*SHORT PROBLEM*
Repeat the records in full and exactly, omitting pictures.

A run of records
__________________________________________________

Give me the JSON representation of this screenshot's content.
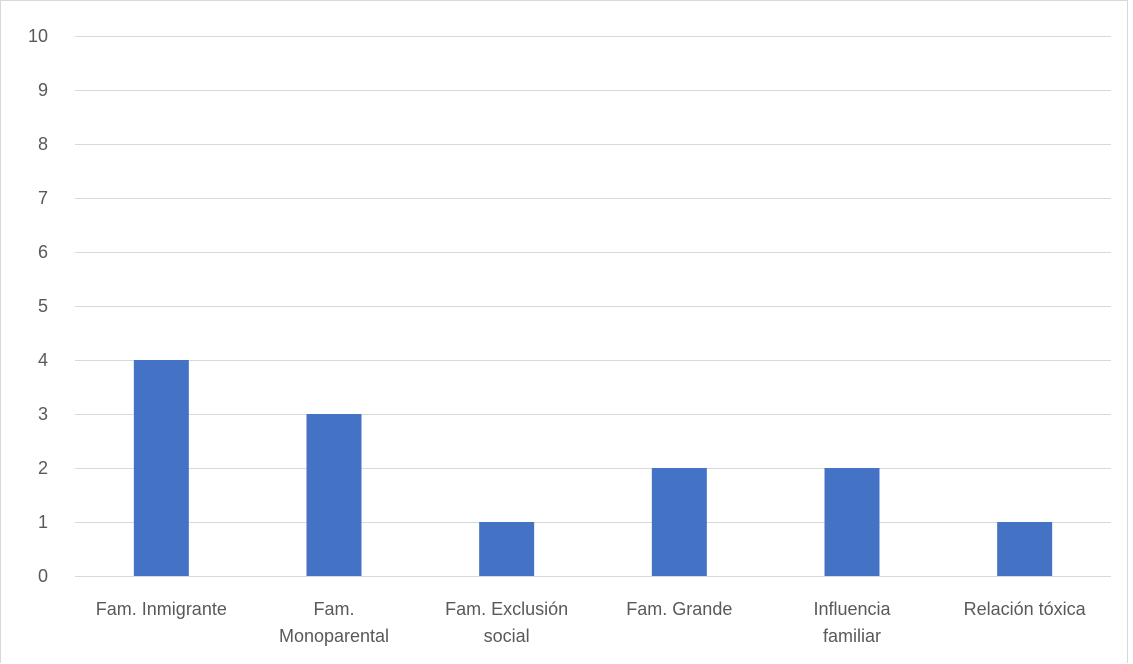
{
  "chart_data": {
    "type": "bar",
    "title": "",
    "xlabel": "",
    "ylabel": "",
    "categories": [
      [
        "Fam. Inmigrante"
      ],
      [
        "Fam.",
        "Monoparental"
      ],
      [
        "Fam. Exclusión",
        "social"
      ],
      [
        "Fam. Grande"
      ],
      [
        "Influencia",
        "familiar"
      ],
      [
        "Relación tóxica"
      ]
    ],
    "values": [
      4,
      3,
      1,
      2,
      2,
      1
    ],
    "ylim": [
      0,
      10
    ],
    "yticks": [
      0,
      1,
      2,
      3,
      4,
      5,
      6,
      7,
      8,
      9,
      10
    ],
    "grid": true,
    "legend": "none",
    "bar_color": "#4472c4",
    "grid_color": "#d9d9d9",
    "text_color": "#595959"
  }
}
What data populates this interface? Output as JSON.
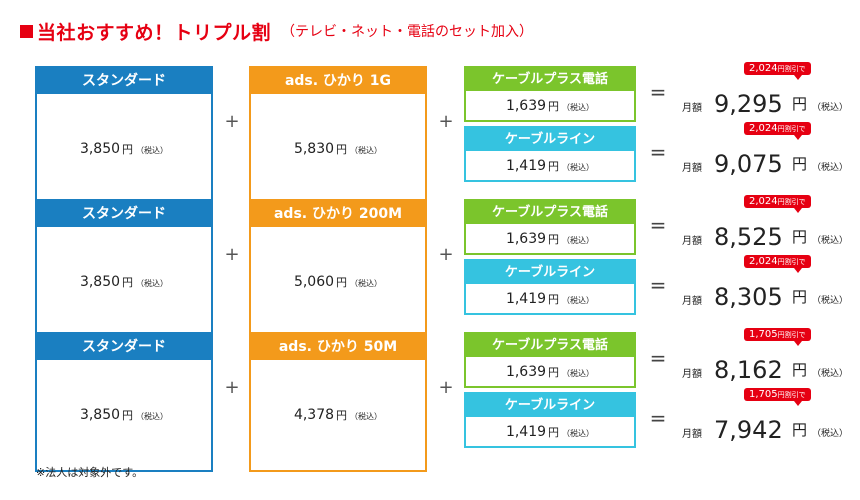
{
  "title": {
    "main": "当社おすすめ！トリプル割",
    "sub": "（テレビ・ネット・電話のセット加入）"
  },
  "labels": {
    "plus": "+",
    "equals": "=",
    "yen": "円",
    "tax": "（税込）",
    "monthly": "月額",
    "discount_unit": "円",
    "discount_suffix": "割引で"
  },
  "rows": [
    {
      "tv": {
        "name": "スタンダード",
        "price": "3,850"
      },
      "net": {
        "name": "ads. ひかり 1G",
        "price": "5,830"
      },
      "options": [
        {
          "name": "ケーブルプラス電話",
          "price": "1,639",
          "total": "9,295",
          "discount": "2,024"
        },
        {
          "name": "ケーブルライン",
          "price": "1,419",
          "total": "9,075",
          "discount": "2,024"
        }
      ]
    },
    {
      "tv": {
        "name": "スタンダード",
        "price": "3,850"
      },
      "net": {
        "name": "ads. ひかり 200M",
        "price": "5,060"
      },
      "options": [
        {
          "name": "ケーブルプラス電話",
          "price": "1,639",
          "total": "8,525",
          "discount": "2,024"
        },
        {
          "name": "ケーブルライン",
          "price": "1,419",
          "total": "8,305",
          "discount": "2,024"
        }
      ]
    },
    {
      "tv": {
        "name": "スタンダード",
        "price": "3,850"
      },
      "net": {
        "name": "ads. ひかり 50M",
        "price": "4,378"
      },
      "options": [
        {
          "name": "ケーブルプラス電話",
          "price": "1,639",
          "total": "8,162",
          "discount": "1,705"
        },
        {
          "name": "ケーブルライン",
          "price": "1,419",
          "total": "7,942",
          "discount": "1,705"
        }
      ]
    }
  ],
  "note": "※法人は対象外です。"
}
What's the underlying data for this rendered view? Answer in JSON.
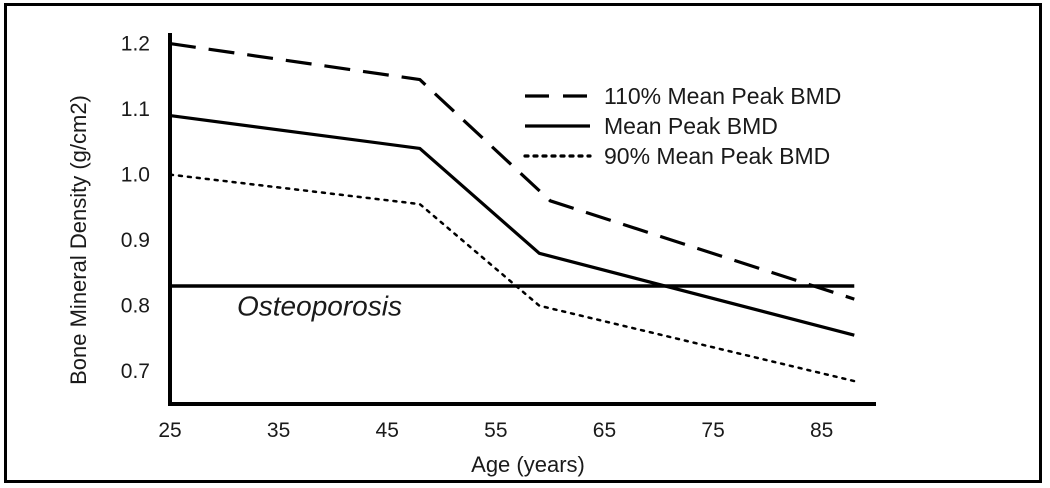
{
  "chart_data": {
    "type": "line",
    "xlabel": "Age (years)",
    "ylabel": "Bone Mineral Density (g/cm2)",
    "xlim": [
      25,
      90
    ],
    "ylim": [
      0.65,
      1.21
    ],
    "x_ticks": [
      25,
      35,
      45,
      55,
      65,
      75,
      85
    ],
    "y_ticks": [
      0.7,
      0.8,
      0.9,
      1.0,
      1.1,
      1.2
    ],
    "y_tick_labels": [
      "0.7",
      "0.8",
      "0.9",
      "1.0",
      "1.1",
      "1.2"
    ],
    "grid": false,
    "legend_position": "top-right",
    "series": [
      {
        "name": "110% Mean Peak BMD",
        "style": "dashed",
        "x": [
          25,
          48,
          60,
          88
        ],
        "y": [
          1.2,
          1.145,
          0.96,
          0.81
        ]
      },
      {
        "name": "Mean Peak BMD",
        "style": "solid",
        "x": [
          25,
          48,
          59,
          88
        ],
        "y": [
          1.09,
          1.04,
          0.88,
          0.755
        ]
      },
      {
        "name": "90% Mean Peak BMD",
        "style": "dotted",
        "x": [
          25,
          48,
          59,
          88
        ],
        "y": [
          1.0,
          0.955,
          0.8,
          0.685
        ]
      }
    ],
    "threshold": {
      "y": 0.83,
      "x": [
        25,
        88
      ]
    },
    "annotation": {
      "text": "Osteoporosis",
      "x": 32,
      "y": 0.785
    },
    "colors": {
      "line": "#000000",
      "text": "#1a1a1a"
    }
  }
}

__________________________________________________

*TASK RESPONSE*
Give me the JSON representation of this screenshot's content.
{
  "chart_data": {
    "type": "bar",
    "title": "",
    "xlabel": "",
    "ylabel": "",
    "categories": [
      [
        "Fam. Inmigrante"
      ],
      [
        "Fam.",
        "Monoparental"
      ],
      [
        "Fam. Exclusión",
        "social"
      ],
      [
        "Fam. Grande"
      ],
      [
        "Influencia",
        "familiar"
      ],
      [
        "Relación tóxica"
      ]
    ],
    "values": [
      4,
      3,
      1,
      2,
      2,
      1
    ],
    "ylim": [
      0,
      10
    ],
    "yticks": [
      0,
      1,
      2,
      3,
      4,
      5,
      6,
      7,
      8,
      9,
      10
    ],
    "grid": true,
    "legend": "none",
    "bar_color": "#4472c4",
    "grid_color": "#d9d9d9",
    "text_color": "#595959"
  }
}
What data populates this interface? Output as JSON.
{
  "title": {
    "main": "当社おすすめ！トリプル割",
    "sub": "（テレビ・ネット・電話のセット加入）"
  },
  "labels": {
    "plus": "+",
    "equals": "=",
    "yen": "円",
    "tax": "（税込）",
    "monthly": "月額",
    "discount_unit": "円",
    "discount_suffix": "割引で"
  },
  "rows": [
    {
      "tv": {
        "name": "スタンダード",
        "price": "3,850"
      },
      "net": {
        "name": "ads. ひかり 1G",
        "price": "5,830"
      },
      "options": [
        {
          "name": "ケーブルプラス電話",
          "price": "1,639",
          "total": "9,295",
          "discount": "2,024"
        },
        {
          "name": "ケーブルライン",
          "price": "1,419",
          "total": "9,075",
          "discount": "2,024"
        }
      ]
    },
    {
      "tv": {
        "name": "スタンダード",
        "price": "3,850"
      },
      "net": {
        "name": "ads. ひかり 200M",
        "price": "5,060"
      },
      "options": [
        {
          "name": "ケーブルプラス電話",
          "price": "1,639",
          "total": "8,525",
          "discount": "2,024"
        },
        {
          "name": "ケーブルライン",
          "price": "1,419",
          "total": "8,305",
          "discount": "2,024"
        }
      ]
    },
    {
      "tv": {
        "name": "スタンダード",
        "price": "3,850"
      },
      "net": {
        "name": "ads. ひかり 50M",
        "price": "4,378"
      },
      "options": [
        {
          "name": "ケーブルプラス電話",
          "price": "1,639",
          "total": "8,162",
          "discount": "1,705"
        },
        {
          "name": "ケーブルライン",
          "price": "1,419",
          "total": "7,942",
          "discount": "1,705"
        }
      ]
    }
  ],
  "note": "※法人は対象外です。"
}
What's the underlying data for this rendered view? Answer in JSON.
{
  "chart_data": {
    "type": "line",
    "xlabel": "Age (years)",
    "ylabel": "Bone Mineral Density (g/cm2)",
    "xlim": [
      25,
      90
    ],
    "ylim": [
      0.65,
      1.21
    ],
    "x_ticks": [
      25,
      35,
      45,
      55,
      65,
      75,
      85
    ],
    "y_ticks": [
      0.7,
      0.8,
      0.9,
      1.0,
      1.1,
      1.2
    ],
    "y_tick_labels": [
      "0.7",
      "0.8",
      "0.9",
      "1.0",
      "1.1",
      "1.2"
    ],
    "grid": false,
    "legend_position": "top-right",
    "series": [
      {
        "name": "110% Mean Peak BMD",
        "style": "dashed",
        "x": [
          25,
          48,
          60,
          88
        ],
        "y": [
          1.2,
          1.145,
          0.96,
          0.81
        ]
      },
      {
        "name": "Mean Peak BMD",
        "style": "solid",
        "x": [
          25,
          48,
          59,
          88
        ],
        "y": [
          1.09,
          1.04,
          0.88,
          0.755
        ]
      },
      {
        "name": "90% Mean Peak BMD",
        "style": "dotted",
        "x": [
          25,
          48,
          59,
          88
        ],
        "y": [
          1.0,
          0.955,
          0.8,
          0.685
        ]
      }
    ],
    "threshold": {
      "y": 0.83,
      "x": [
        25,
        88
      ]
    },
    "annotation": {
      "text": "Osteoporosis",
      "x": 32,
      "y": 0.785
    },
    "colors": {
      "line": "#000000",
      "text": "#1a1a1a"
    }
  }
}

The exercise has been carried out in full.